-------- SUPPLIED DATA --------
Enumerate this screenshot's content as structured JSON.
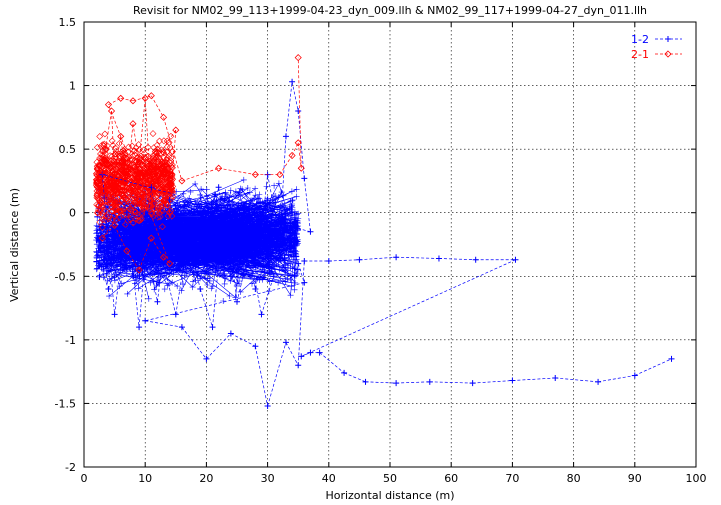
{
  "chart_data": {
    "type": "scatter",
    "title": "Revisit for NM02_99_113+1999-04-23_dyn_009.llh & NM02_99_117+1999-04-27_dyn_011.llh",
    "xlabel": "Horizontal distance (m)",
    "ylabel": "Vertical distance (m)",
    "xlim": [
      0,
      100
    ],
    "ylim": [
      -2,
      1.5
    ],
    "x_ticks": [
      "0",
      "10",
      "20",
      "30",
      "40",
      "50",
      "60",
      "70",
      "80",
      "90",
      "100"
    ],
    "y_ticks": [
      "1.5",
      "1",
      "0.5",
      "0",
      "-0.5",
      "-1",
      "-1.5",
      "-2"
    ],
    "grid": true,
    "legend_position": "top-right",
    "series": [
      {
        "name": "1-2",
        "color": "#0000ff",
        "marker": "plus",
        "line": "dashed",
        "points": [
          [
            2.5,
            -0.4
          ],
          [
            4.0,
            -0.6
          ],
          [
            6.0,
            -0.3
          ],
          [
            8.0,
            -0.5
          ],
          [
            10.0,
            -0.2
          ],
          [
            12.0,
            -0.7
          ],
          [
            14.0,
            0.1
          ],
          [
            16.0,
            -0.4
          ],
          [
            18.0,
            0.0
          ],
          [
            20.0,
            -0.3
          ],
          [
            22.0,
            0.2
          ],
          [
            24.0,
            -0.5
          ],
          [
            26.0,
            -0.1
          ],
          [
            28.0,
            -0.6
          ],
          [
            30.0,
            0.3
          ],
          [
            32.0,
            -0.2
          ],
          [
            33.0,
            0.6
          ],
          [
            34.0,
            1.03
          ],
          [
            35.0,
            0.8
          ],
          [
            36.0,
            0.27
          ],
          [
            37.0,
            -0.15
          ],
          [
            3.0,
            0.3
          ],
          [
            5.0,
            -0.8
          ],
          [
            7.0,
            0.0
          ],
          [
            9.0,
            -0.9
          ],
          [
            11.0,
            0.2
          ],
          [
            13.0,
            -0.4
          ],
          [
            15.0,
            -0.8
          ],
          [
            17.0,
            -0.2
          ],
          [
            19.0,
            -0.6
          ],
          [
            21.0,
            -0.9
          ],
          [
            23.0,
            0.1
          ],
          [
            25.0,
            -0.7
          ],
          [
            27.0,
            -0.3
          ],
          [
            29.0,
            -0.8
          ],
          [
            31.0,
            -0.5
          ],
          [
            33.0,
            -0.1
          ],
          [
            35.0,
            -0.4
          ],
          [
            36.0,
            -0.55
          ],
          [
            10.0,
            -0.85
          ],
          [
            16.0,
            -0.9
          ],
          [
            20.0,
            -1.15
          ],
          [
            24.0,
            -0.95
          ],
          [
            28.0,
            -1.05
          ],
          [
            30.0,
            -1.52
          ],
          [
            33.0,
            -1.02
          ],
          [
            35.0,
            -1.2
          ],
          [
            36.0,
            -0.38
          ],
          [
            40.0,
            -0.38
          ],
          [
            45.0,
            -0.37
          ],
          [
            51.0,
            -0.35
          ],
          [
            58.0,
            -0.36
          ],
          [
            64.0,
            -0.37
          ],
          [
            70.5,
            -0.37
          ],
          [
            35.5,
            -1.13
          ],
          [
            37.0,
            -1.1
          ],
          [
            38.5,
            -1.1
          ],
          [
            42.5,
            -1.26
          ],
          [
            46.0,
            -1.33
          ],
          [
            51.0,
            -1.34
          ],
          [
            56.5,
            -1.33
          ],
          [
            63.5,
            -1.34
          ],
          [
            70.0,
            -1.32
          ],
          [
            77.0,
            -1.3
          ],
          [
            84.0,
            -1.33
          ],
          [
            90.0,
            -1.28
          ],
          [
            96.0,
            -1.15
          ]
        ]
      },
      {
        "name": "2-1",
        "color": "#ff0000",
        "marker": "diamond",
        "line": "dashed",
        "points": [
          [
            2.5,
            0.1
          ],
          [
            3.5,
            0.5
          ],
          [
            4.5,
            0.8
          ],
          [
            5.0,
            0.3
          ],
          [
            6.0,
            0.6
          ],
          [
            7.0,
            0.2
          ],
          [
            8.0,
            0.7
          ],
          [
            9.0,
            0.4
          ],
          [
            10.0,
            0.9
          ],
          [
            11.0,
            0.1
          ],
          [
            12.0,
            0.5
          ],
          [
            13.0,
            0.3
          ],
          [
            14.0,
            0.0
          ],
          [
            15.0,
            0.65
          ],
          [
            3.0,
            -0.2
          ],
          [
            5.0,
            -0.1
          ],
          [
            7.0,
            -0.3
          ],
          [
            9.0,
            -0.45
          ],
          [
            11.0,
            -0.2
          ],
          [
            13.0,
            -0.35
          ],
          [
            14.0,
            -0.4
          ],
          [
            4.0,
            0.85
          ],
          [
            6.0,
            0.9
          ],
          [
            8.0,
            0.88
          ],
          [
            11.0,
            0.92
          ],
          [
            13.0,
            0.75
          ],
          [
            16.0,
            0.25
          ],
          [
            22.0,
            0.35
          ],
          [
            28.0,
            0.3
          ],
          [
            32.0,
            0.3
          ],
          [
            34.0,
            0.45
          ],
          [
            35.0,
            0.55
          ],
          [
            35.5,
            0.35
          ],
          [
            35.0,
            1.22
          ]
        ]
      }
    ]
  }
}
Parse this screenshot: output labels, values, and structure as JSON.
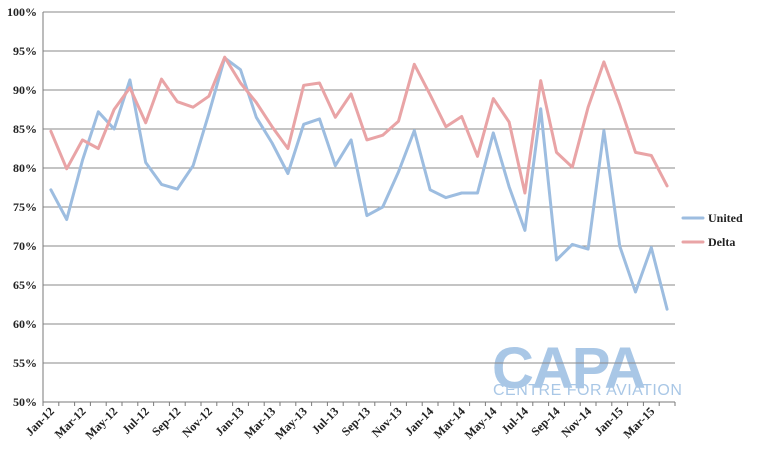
{
  "chart_data": {
    "type": "line",
    "categories": [
      "Jan-12",
      "Feb-12",
      "Mar-12",
      "Apr-12",
      "May-12",
      "Jun-12",
      "Jul-12",
      "Aug-12",
      "Sep-12",
      "Oct-12",
      "Nov-12",
      "Dec-12",
      "Jan-13",
      "Feb-13",
      "Mar-13",
      "Apr-13",
      "May-13",
      "Jun-13",
      "Jul-13",
      "Aug-13",
      "Sep-13",
      "Oct-13",
      "Nov-13",
      "Dec-13",
      "Jan-14",
      "Feb-14",
      "Mar-14",
      "Apr-14",
      "May-14",
      "Jun-14",
      "Jul-14",
      "Aug-14",
      "Sep-14",
      "Oct-14",
      "Nov-14",
      "Dec-14",
      "Jan-15",
      "Feb-15",
      "Mar-15",
      "Apr-15"
    ],
    "x_tick_labels": [
      "Jan-12",
      "Mar-12",
      "May-12",
      "Jul-12",
      "Sep-12",
      "Nov-12",
      "Jan-13",
      "Mar-13",
      "May-13",
      "Jul-13",
      "Sep-13",
      "Nov-13",
      "Jan-14",
      "Mar-14",
      "May-14",
      "Jul-14",
      "Sep-14",
      "Nov-14",
      "Jan-15",
      "Mar-15"
    ],
    "y_tick_labels": [
      "50%",
      "55%",
      "60%",
      "65%",
      "70%",
      "75%",
      "80%",
      "85%",
      "90%",
      "95%",
      "100%"
    ],
    "ylim": [
      50,
      100
    ],
    "grid": true,
    "legend_position": "right",
    "series": [
      {
        "name": "United",
        "color": "#9dbde0",
        "values": [
          77.2,
          73.4,
          81.0,
          87.2,
          85.0,
          91.3,
          80.7,
          77.9,
          77.3,
          80.3,
          87.0,
          94.1,
          92.6,
          86.5,
          83.2,
          79.3,
          85.6,
          86.3,
          80.3,
          83.6,
          73.9,
          75.0,
          79.5,
          84.8,
          77.2,
          76.2,
          76.8,
          76.8,
          84.5,
          77.6,
          72.0,
          87.6,
          68.2,
          70.2,
          69.6,
          84.8,
          70.0,
          64.1,
          69.8,
          61.9
        ]
      },
      {
        "name": "Delta",
        "color": "#e9a4a6",
        "values": [
          84.7,
          79.9,
          83.6,
          82.5,
          87.5,
          90.3,
          85.8,
          91.4,
          88.5,
          87.8,
          89.2,
          94.2,
          90.9,
          88.4,
          85.3,
          82.5,
          90.6,
          90.9,
          86.5,
          89.5,
          83.6,
          84.2,
          86.0,
          93.3,
          89.4,
          85.3,
          86.6,
          81.5,
          88.9,
          85.9,
          76.8,
          91.2,
          82.0,
          80.1,
          87.8,
          93.6,
          88.1,
          82.0,
          81.6,
          77.7
        ]
      }
    ],
    "watermark": {
      "main": "CAPA",
      "sub": "CENTRE FOR AVIATION"
    }
  }
}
--------
— WRITTEN TASK —
Wherever "name" shows up in a line, copy that line.

— RIGHT ANSWER —
        "name": "1-2",
        "name": "2-1",
        "name": "United",
        "name": "Delta",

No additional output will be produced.